### TASK STATEMENT
Each record needs to be echoed exactly; can you do that?

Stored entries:
════════════════

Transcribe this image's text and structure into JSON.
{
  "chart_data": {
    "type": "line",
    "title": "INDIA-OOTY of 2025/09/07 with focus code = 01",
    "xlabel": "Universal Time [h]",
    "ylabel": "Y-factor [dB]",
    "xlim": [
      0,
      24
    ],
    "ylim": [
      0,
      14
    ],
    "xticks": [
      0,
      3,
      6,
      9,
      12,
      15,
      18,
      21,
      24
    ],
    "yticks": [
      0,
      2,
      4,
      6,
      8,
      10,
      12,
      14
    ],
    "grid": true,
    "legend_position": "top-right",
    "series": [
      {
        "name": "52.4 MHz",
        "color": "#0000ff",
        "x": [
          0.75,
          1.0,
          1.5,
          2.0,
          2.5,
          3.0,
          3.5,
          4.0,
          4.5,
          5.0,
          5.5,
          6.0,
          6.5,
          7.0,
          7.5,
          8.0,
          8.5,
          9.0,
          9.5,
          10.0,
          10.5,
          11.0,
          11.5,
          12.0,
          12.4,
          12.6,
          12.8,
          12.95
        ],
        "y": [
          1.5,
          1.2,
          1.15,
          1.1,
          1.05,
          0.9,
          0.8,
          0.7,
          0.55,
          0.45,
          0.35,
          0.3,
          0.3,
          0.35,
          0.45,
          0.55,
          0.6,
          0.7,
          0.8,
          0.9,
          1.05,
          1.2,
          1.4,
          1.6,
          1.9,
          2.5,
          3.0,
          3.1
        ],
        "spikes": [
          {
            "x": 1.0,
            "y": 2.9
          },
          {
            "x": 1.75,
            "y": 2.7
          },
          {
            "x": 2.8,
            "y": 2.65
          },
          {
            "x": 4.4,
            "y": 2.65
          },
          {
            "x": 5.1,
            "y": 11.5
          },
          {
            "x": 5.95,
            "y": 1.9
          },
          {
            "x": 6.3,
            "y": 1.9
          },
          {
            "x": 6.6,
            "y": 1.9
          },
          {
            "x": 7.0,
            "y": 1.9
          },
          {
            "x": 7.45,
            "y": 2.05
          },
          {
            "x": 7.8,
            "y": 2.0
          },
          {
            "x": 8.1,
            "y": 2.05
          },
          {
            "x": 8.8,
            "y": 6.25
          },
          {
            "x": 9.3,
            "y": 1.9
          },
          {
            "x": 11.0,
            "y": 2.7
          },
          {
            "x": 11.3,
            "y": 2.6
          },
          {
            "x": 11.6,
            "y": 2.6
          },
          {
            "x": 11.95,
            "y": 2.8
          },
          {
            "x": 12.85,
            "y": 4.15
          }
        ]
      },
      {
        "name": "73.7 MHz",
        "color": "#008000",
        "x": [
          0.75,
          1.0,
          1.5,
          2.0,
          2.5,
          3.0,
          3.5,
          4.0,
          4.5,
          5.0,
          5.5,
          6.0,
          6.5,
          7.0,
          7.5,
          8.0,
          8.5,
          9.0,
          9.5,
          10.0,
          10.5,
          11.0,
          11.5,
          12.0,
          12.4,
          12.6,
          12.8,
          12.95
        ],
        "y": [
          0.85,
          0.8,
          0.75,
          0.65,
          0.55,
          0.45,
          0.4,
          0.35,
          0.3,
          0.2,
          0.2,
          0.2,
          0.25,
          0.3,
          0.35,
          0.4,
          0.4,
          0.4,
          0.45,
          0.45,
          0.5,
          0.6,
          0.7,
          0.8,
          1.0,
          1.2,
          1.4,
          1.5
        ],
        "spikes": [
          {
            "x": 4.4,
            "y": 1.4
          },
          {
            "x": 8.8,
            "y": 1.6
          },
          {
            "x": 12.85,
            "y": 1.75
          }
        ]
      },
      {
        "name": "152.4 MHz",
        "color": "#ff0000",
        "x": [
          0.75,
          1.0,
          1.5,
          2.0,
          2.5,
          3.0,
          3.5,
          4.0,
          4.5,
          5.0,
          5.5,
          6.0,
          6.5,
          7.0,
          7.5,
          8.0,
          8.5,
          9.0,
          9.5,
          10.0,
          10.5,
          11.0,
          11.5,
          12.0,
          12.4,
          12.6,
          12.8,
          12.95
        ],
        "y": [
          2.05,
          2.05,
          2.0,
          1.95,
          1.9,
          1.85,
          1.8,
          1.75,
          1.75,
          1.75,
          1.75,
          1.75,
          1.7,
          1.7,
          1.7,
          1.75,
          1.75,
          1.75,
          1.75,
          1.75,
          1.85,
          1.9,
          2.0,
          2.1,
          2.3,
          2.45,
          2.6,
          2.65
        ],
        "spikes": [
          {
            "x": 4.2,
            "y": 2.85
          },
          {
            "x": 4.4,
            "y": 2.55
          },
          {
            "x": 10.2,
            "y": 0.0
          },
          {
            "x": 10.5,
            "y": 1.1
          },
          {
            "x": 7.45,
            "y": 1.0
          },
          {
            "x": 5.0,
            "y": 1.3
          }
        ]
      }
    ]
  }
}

════════════════

### RESULT
Transcribe this image's text and structure into JSON.
{
  "chart_data": {
    "type": "line",
    "title": "INDIA-OOTY of 2025/09/07 with focus code = 01",
    "xlabel": "Universal Time [h]",
    "ylabel": "Y-factor [dB]",
    "xlim": [
      0,
      24
    ],
    "ylim": [
      0,
      14
    ],
    "xticks": [
      0,
      3,
      6,
      9,
      12,
      15,
      18,
      21,
      24
    ],
    "yticks": [
      0,
      2,
      4,
      6,
      8,
      10,
      12,
      14
    ],
    "grid": true,
    "legend_position": "top-right",
    "series": [
      {
        "name": "52.4 MHz",
        "color": "#0000ff",
        "x": [
          0.75,
          1.0,
          1.5,
          2.0,
          2.5,
          3.0,
          3.5,
          4.0,
          4.5,
          5.0,
          5.5,
          6.0,
          6.5,
          7.0,
          7.5,
          8.0,
          8.5,
          9.0,
          9.5,
          10.0,
          10.5,
          11.0,
          11.5,
          12.0,
          12.4,
          12.6,
          12.8,
          12.95
        ],
        "y": [
          1.5,
          1.2,
          1.15,
          1.1,
          1.05,
          0.9,
          0.8,
          0.7,
          0.55,
          0.45,
          0.35,
          0.3,
          0.3,
          0.35,
          0.45,
          0.55,
          0.6,
          0.7,
          0.8,
          0.9,
          1.05,
          1.2,
          1.4,
          1.6,
          1.9,
          2.5,
          3.0,
          3.1
        ],
        "spikes": [
          {
            "x": 1.0,
            "y": 2.9
          },
          {
            "x": 1.75,
            "y": 2.7
          },
          {
            "x": 2.8,
            "y": 2.65
          },
          {
            "x": 4.4,
            "y": 2.65
          },
          {
            "x": 5.1,
            "y": 11.5
          },
          {
            "x": 5.95,
            "y": 1.9
          },
          {
            "x": 6.3,
            "y": 1.9
          },
          {
            "x": 6.6,
            "y": 1.9
          },
          {
            "x": 7.0,
            "y": 1.9
          },
          {
            "x": 7.45,
            "y": 2.05
          },
          {
            "x": 7.8,
            "y": 2.0
          },
          {
            "x": 8.1,
            "y": 2.05
          },
          {
            "x": 8.8,
            "y": 6.25
          },
          {
            "x": 9.3,
            "y": 1.9
          },
          {
            "x": 11.0,
            "y": 2.7
          },
          {
            "x": 11.3,
            "y": 2.6
          },
          {
            "x": 11.6,
            "y": 2.6
          },
          {
            "x": 11.95,
            "y": 2.8
          },
          {
            "x": 12.85,
            "y": 4.15
          }
        ]
      },
      {
        "name": "73.7 MHz",
        "color": "#008000",
        "x": [
          0.75,
          1.0,
          1.5,
          2.0,
          2.5,
          3.0,
          3.5,
          4.0,
          4.5,
          5.0,
          5.5,
          6.0,
          6.5,
          7.0,
          7.5,
          8.0,
          8.5,
          9.0,
          9.5,
          10.0,
          10.5,
          11.0,
          11.5,
          12.0,
          12.4,
          12.6,
          12.8,
          12.95
        ],
        "y": [
          0.85,
          0.8,
          0.75,
          0.65,
          0.55,
          0.45,
          0.4,
          0.35,
          0.3,
          0.2,
          0.2,
          0.2,
          0.25,
          0.3,
          0.35,
          0.4,
          0.4,
          0.4,
          0.45,
          0.45,
          0.5,
          0.6,
          0.7,
          0.8,
          1.0,
          1.2,
          1.4,
          1.5
        ],
        "spikes": [
          {
            "x": 4.4,
            "y": 1.4
          },
          {
            "x": 8.8,
            "y": 1.6
          },
          {
            "x": 12.85,
            "y": 1.75
          }
        ]
      },
      {
        "name": "152.4 MHz",
        "color": "#ff0000",
        "x": [
          0.75,
          1.0,
          1.5,
          2.0,
          2.5,
          3.0,
          3.5,
          4.0,
          4.5,
          5.0,
          5.5,
          6.0,
          6.5,
          7.0,
          7.5,
          8.0,
          8.5,
          9.0,
          9.5,
          10.0,
          10.5,
          11.0,
          11.5,
          12.0,
          12.4,
          12.6,
          12.8,
          12.95
        ],
        "y": [
          2.05,
          2.05,
          2.0,
          1.95,
          1.9,
          1.85,
          1.8,
          1.75,
          1.75,
          1.75,
          1.75,
          1.75,
          1.7,
          1.7,
          1.7,
          1.75,
          1.75,
          1.75,
          1.75,
          1.75,
          1.85,
          1.9,
          2.0,
          2.1,
          2.3,
          2.45,
          2.6,
          2.65
        ],
        "spikes": [
          {
            "x": 4.2,
            "y": 2.85
          },
          {
            "x": 4.4,
            "y": 2.55
          },
          {
            "x": 10.2,
            "y": 0.0
          },
          {
            "x": 10.5,
            "y": 1.1
          },
          {
            "x": 7.45,
            "y": 1.0
          },
          {
            "x": 5.0,
            "y": 1.3
          }
        ]
      }
    ]
  }
}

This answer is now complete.